| Available records |
● ● ● ● ●

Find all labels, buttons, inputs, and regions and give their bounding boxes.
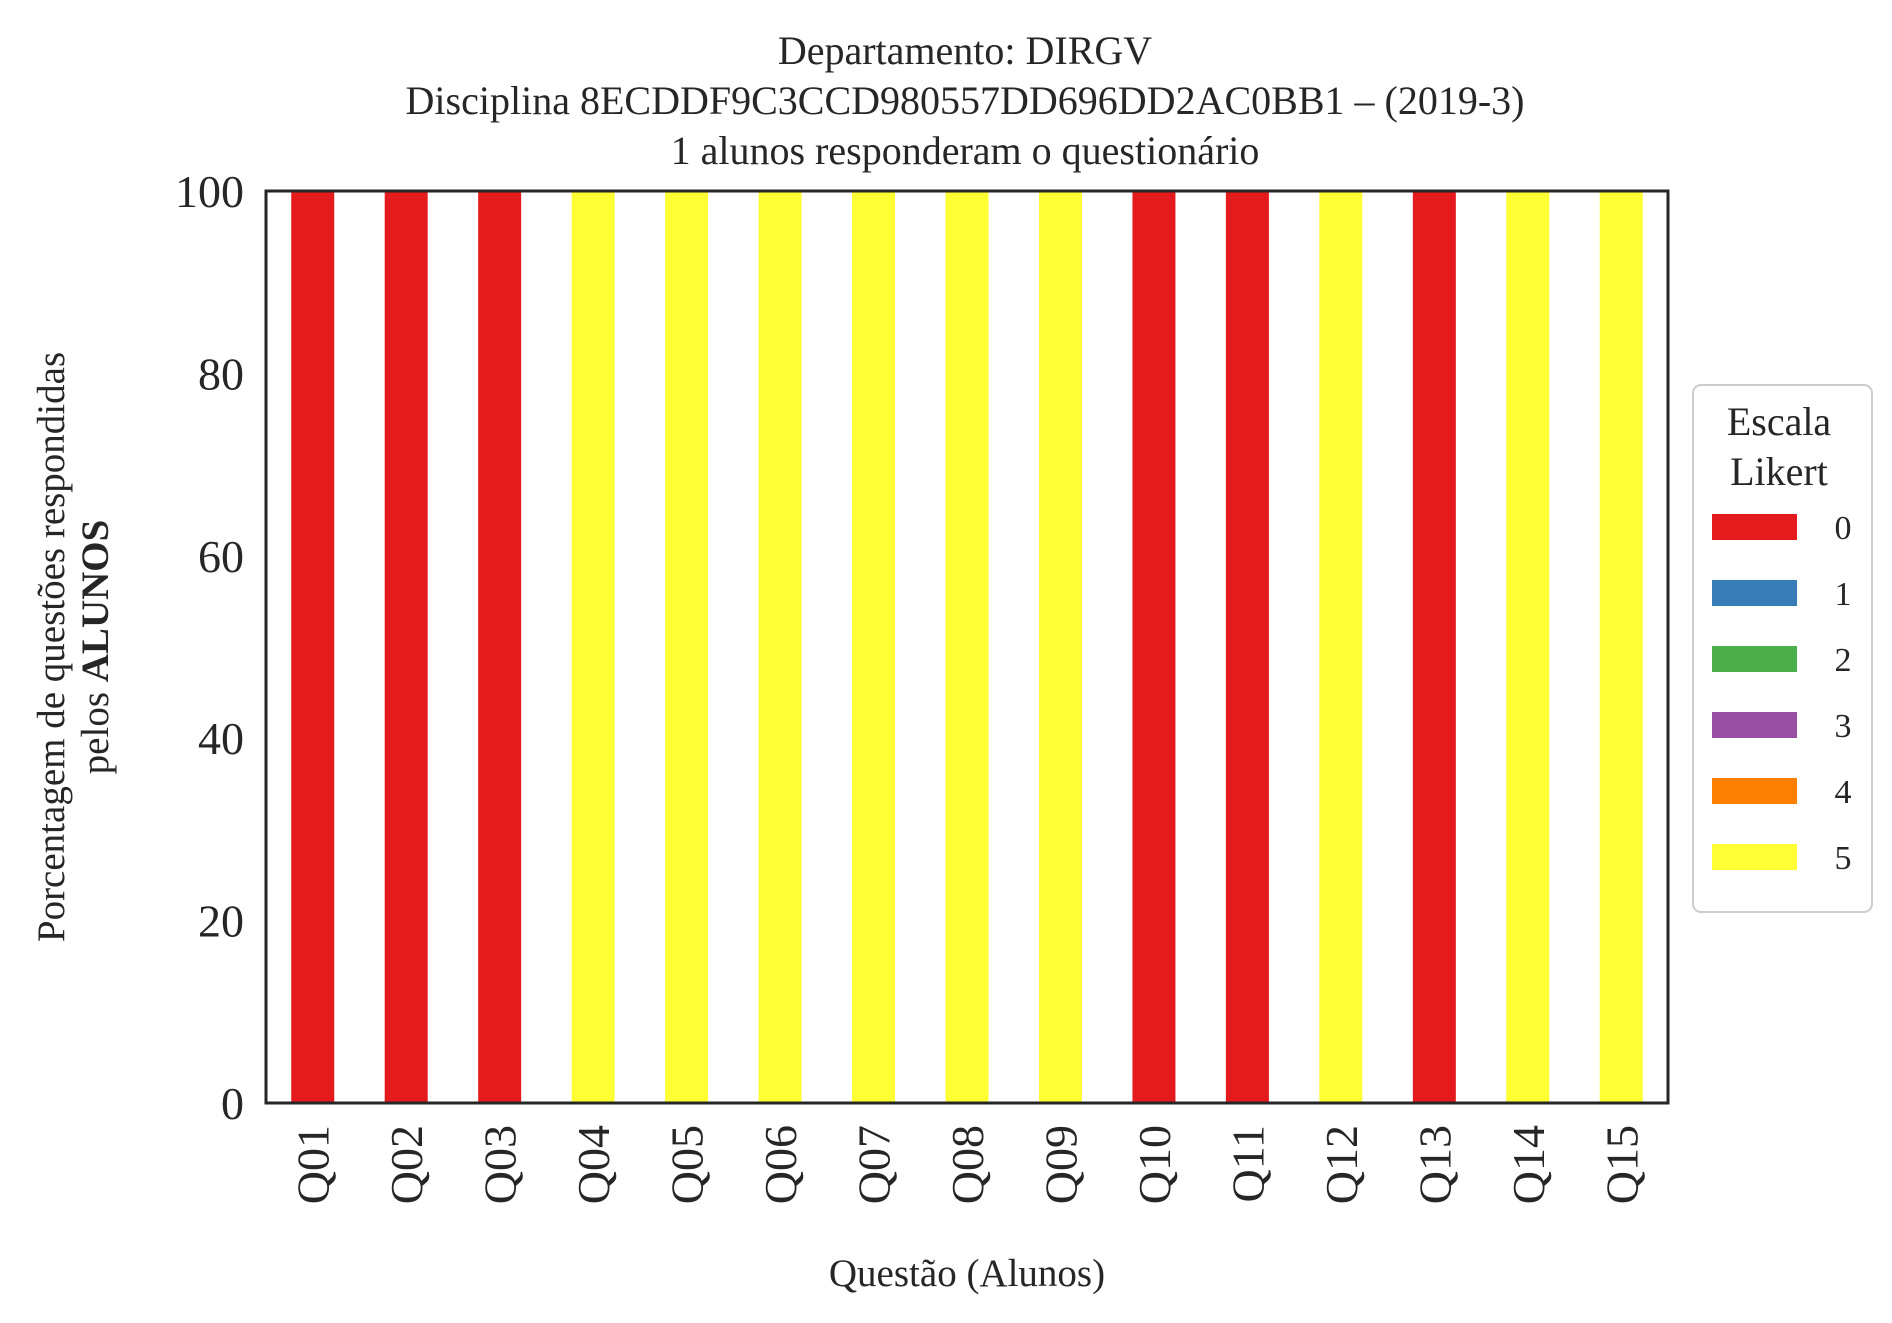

● ● ● ● ●

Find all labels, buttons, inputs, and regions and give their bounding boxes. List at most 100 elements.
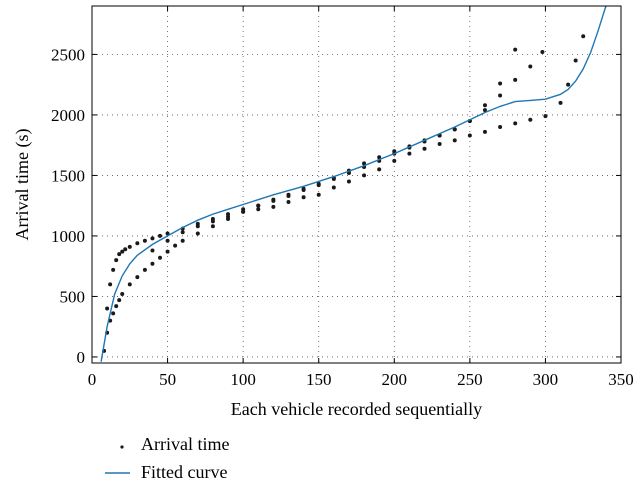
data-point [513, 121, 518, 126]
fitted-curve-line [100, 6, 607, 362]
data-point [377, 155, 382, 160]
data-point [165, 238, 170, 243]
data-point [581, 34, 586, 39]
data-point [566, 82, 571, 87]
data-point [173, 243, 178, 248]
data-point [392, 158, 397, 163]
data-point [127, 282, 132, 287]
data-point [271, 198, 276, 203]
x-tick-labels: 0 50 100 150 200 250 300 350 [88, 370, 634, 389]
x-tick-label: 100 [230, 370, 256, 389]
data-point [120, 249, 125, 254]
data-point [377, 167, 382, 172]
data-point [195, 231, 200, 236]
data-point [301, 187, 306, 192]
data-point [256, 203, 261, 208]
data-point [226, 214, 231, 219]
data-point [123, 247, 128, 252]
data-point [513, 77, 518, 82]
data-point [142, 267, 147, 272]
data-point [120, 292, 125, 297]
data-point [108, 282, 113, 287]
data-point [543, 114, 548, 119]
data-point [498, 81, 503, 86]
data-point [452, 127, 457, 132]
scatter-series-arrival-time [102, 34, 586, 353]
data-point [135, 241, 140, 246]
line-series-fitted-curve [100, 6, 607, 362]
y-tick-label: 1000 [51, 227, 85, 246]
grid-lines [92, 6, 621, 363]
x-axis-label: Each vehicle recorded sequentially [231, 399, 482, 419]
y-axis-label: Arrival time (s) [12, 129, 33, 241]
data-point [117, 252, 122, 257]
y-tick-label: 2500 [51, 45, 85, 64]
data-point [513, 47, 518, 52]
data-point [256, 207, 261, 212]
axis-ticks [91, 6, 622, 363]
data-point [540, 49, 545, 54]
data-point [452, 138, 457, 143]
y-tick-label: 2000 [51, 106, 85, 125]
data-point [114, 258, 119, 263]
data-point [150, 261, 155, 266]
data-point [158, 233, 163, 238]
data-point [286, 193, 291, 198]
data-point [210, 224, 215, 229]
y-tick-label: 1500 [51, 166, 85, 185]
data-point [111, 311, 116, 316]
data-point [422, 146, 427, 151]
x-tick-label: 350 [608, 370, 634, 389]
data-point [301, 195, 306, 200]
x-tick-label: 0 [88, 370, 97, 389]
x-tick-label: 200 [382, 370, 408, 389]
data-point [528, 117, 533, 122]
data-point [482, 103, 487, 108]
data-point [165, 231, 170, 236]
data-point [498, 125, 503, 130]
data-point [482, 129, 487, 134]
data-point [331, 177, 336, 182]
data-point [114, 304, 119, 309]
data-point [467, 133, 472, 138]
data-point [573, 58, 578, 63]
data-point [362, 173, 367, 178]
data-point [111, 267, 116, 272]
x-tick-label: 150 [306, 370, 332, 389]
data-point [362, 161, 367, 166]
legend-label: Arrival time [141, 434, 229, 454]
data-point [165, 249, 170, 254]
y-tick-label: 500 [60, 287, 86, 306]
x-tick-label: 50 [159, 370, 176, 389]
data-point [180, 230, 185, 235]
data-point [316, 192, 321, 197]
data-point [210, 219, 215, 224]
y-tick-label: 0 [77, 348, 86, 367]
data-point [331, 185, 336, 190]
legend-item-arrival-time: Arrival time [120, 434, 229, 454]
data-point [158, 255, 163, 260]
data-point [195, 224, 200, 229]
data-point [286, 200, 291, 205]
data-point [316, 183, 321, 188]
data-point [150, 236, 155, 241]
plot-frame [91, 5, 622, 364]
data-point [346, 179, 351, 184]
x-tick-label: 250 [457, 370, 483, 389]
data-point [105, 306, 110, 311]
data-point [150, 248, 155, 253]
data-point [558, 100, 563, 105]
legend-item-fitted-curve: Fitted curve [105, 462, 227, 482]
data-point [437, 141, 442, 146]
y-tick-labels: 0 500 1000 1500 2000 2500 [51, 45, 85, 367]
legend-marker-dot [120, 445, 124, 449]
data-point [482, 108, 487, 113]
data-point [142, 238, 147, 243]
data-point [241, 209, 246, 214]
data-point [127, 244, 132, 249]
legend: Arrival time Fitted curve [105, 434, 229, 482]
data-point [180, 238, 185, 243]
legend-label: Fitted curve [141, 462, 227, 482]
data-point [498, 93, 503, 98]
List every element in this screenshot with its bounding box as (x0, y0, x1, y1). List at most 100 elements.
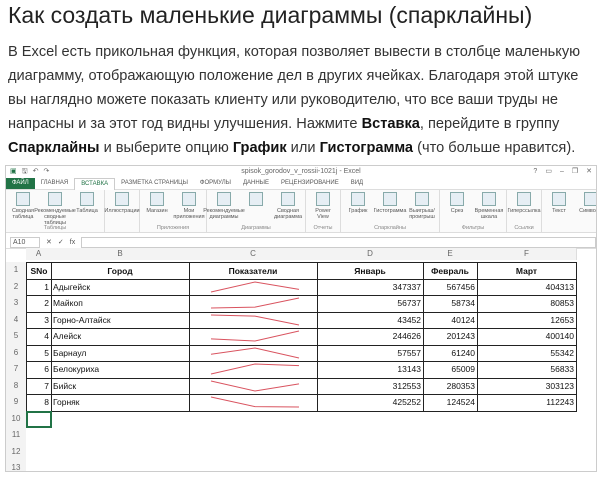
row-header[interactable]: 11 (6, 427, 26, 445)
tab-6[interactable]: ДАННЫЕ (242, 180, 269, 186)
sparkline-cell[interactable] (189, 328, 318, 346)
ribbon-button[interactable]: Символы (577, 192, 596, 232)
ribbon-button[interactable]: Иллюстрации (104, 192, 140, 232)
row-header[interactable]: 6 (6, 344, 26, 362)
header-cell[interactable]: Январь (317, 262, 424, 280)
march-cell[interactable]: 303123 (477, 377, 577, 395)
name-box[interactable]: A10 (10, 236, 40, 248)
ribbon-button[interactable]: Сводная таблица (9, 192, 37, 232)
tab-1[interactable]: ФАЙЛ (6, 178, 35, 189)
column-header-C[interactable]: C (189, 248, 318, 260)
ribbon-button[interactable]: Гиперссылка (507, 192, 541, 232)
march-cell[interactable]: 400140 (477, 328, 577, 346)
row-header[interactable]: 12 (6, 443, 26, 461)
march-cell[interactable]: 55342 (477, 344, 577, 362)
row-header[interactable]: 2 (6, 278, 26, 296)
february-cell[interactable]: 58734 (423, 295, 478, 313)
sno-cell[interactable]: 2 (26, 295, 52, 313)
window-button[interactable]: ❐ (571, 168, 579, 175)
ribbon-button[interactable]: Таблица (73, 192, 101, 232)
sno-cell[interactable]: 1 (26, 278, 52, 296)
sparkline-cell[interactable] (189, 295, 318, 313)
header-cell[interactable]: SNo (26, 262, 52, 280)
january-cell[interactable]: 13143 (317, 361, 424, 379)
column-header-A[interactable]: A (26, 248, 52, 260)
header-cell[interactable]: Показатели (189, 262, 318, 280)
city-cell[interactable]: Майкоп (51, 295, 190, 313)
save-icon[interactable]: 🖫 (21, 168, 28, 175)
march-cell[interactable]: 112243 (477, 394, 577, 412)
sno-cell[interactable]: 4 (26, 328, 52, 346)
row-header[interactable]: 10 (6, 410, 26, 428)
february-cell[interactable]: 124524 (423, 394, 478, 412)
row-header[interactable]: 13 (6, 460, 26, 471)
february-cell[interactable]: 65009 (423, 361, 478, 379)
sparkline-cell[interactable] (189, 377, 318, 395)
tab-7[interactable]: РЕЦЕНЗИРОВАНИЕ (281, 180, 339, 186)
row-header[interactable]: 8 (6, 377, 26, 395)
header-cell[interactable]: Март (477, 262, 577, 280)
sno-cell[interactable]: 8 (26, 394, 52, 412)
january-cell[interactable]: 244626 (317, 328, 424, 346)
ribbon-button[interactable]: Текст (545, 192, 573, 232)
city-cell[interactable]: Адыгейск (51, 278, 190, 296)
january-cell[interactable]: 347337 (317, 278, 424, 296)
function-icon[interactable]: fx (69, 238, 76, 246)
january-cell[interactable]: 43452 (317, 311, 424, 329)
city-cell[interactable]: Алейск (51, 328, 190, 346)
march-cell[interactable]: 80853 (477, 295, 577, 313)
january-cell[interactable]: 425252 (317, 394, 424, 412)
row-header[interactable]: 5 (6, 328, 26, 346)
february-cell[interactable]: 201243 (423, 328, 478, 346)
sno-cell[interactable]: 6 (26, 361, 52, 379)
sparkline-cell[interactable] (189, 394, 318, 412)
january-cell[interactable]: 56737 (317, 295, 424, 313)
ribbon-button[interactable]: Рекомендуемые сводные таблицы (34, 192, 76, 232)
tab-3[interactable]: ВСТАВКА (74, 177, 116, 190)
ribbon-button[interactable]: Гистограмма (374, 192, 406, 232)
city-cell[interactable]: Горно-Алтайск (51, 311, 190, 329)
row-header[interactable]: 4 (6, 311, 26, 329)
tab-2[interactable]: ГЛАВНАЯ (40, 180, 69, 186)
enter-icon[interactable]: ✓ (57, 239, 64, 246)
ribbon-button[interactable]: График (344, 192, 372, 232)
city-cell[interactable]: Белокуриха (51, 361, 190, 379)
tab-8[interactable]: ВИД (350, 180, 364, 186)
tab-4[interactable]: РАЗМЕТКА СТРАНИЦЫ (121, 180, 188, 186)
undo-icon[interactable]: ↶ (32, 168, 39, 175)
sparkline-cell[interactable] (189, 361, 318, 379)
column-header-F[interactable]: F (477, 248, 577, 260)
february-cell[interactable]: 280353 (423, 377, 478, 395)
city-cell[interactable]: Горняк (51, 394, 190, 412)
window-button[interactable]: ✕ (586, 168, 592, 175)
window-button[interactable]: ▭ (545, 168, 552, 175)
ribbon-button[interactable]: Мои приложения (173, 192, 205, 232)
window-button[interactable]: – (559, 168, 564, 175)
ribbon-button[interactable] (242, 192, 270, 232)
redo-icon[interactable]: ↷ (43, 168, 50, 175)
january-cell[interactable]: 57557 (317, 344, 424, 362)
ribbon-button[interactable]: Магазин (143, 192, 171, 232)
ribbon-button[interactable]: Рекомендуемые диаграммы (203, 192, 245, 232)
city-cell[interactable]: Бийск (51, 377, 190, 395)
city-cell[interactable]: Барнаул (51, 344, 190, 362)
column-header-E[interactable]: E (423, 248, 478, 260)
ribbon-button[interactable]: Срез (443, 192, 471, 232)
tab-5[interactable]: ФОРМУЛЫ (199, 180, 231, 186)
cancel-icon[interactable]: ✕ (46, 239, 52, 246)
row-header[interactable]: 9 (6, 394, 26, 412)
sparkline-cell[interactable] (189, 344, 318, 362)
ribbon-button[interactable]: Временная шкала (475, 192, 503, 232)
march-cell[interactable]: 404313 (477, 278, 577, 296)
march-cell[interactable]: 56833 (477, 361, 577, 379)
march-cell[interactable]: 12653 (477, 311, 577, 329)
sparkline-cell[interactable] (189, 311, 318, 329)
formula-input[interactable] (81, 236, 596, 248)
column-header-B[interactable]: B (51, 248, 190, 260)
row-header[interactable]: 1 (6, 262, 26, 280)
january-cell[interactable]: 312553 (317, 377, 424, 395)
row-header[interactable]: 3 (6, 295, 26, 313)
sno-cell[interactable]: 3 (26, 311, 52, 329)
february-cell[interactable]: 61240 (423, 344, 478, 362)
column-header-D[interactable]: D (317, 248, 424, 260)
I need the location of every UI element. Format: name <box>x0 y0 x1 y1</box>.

● ● ● ● ●

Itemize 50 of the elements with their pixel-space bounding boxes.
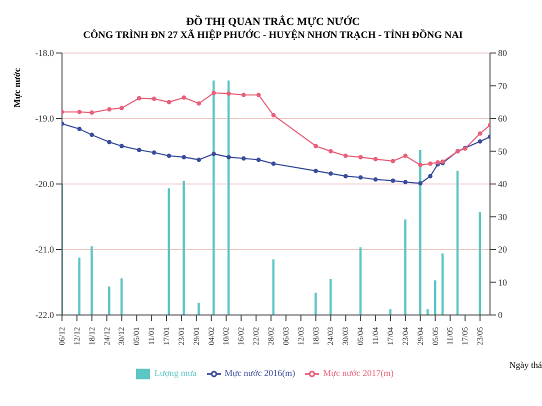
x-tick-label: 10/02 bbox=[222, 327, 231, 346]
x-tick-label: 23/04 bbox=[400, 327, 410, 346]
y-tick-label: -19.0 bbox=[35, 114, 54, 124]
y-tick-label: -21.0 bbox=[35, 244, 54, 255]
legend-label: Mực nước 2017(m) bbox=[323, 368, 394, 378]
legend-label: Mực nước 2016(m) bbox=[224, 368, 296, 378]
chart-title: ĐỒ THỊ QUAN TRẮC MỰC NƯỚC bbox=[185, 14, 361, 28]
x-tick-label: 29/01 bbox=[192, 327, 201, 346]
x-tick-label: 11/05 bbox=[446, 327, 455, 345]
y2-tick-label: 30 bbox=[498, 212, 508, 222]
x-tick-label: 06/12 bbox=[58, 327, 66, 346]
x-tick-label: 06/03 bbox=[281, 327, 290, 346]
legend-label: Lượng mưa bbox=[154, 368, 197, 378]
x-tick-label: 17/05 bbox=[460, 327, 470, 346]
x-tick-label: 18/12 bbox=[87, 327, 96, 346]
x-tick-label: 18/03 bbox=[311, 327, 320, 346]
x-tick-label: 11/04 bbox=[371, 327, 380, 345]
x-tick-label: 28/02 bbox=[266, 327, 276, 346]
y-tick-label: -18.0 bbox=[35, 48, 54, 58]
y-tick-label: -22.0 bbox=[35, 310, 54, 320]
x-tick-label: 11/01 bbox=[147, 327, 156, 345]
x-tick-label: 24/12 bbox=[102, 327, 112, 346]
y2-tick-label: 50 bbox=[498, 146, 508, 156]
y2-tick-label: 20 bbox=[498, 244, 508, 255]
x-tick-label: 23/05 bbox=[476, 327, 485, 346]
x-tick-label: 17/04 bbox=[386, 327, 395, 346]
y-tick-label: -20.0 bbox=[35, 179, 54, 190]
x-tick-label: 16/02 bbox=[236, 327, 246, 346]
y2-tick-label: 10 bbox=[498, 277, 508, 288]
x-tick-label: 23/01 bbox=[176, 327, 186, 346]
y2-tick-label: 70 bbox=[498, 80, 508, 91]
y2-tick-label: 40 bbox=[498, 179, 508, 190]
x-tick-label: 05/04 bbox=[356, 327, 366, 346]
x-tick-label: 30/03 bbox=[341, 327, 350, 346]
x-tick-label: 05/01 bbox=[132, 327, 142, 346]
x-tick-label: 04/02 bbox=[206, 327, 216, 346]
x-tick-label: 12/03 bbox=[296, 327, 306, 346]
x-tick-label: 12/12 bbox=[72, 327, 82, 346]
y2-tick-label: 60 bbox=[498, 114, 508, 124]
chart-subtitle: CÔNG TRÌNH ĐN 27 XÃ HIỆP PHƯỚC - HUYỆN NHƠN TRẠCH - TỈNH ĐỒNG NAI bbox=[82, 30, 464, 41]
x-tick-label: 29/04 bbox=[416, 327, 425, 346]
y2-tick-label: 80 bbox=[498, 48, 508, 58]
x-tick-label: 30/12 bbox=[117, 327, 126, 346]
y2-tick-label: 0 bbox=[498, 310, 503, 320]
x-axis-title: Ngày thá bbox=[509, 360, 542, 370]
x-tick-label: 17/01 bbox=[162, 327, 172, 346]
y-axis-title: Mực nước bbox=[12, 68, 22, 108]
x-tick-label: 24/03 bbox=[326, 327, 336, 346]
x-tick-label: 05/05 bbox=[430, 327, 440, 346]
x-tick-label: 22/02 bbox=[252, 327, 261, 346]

● ● ● ● ●

Starting at the line of the listing that contains "Itemize 50 of" and ending after the line that contains "x-tick-label: 23/05 bbox=[476, 327, 485, 346]", write those lines out again word for word, leaving the picture out.

Itemize 50 of the elements with their pixel-space bounding boxes.
x-tick-label: 10/02 bbox=[222, 327, 231, 346]
x-tick-label: 23/04 bbox=[400, 327, 410, 346]
y-tick-label: -19.0 bbox=[35, 114, 54, 124]
y-tick-label: -21.0 bbox=[35, 244, 54, 255]
legend-label: Mực nước 2017(m) bbox=[323, 368, 394, 378]
legend-label: Mực nước 2016(m) bbox=[224, 368, 296, 378]
chart-title: ĐỒ THỊ QUAN TRẮC MỰC NƯỚC bbox=[185, 14, 361, 28]
x-tick-label: 29/01 bbox=[192, 327, 201, 346]
x-tick-label: 11/05 bbox=[446, 327, 455, 345]
y2-tick-label: 30 bbox=[498, 212, 508, 222]
x-tick-label: 06/12 bbox=[58, 327, 66, 346]
x-tick-label: 06/03 bbox=[281, 327, 290, 346]
legend-label: Lượng mưa bbox=[154, 368, 197, 378]
x-tick-label: 17/05 bbox=[460, 327, 470, 346]
x-tick-label: 18/12 bbox=[87, 327, 96, 346]
x-tick-label: 18/03 bbox=[311, 327, 320, 346]
x-tick-label: 11/04 bbox=[371, 327, 380, 345]
x-tick-label: 28/02 bbox=[266, 327, 276, 346]
y-tick-label: -18.0 bbox=[35, 48, 54, 58]
y-tick-label: -22.0 bbox=[35, 310, 54, 320]
x-tick-label: 11/01 bbox=[147, 327, 156, 345]
x-tick-label: 24/12 bbox=[102, 327, 112, 346]
y2-tick-label: 50 bbox=[498, 146, 508, 156]
y2-tick-label: 20 bbox=[498, 244, 508, 255]
x-tick-label: 23/05 bbox=[476, 327, 485, 346]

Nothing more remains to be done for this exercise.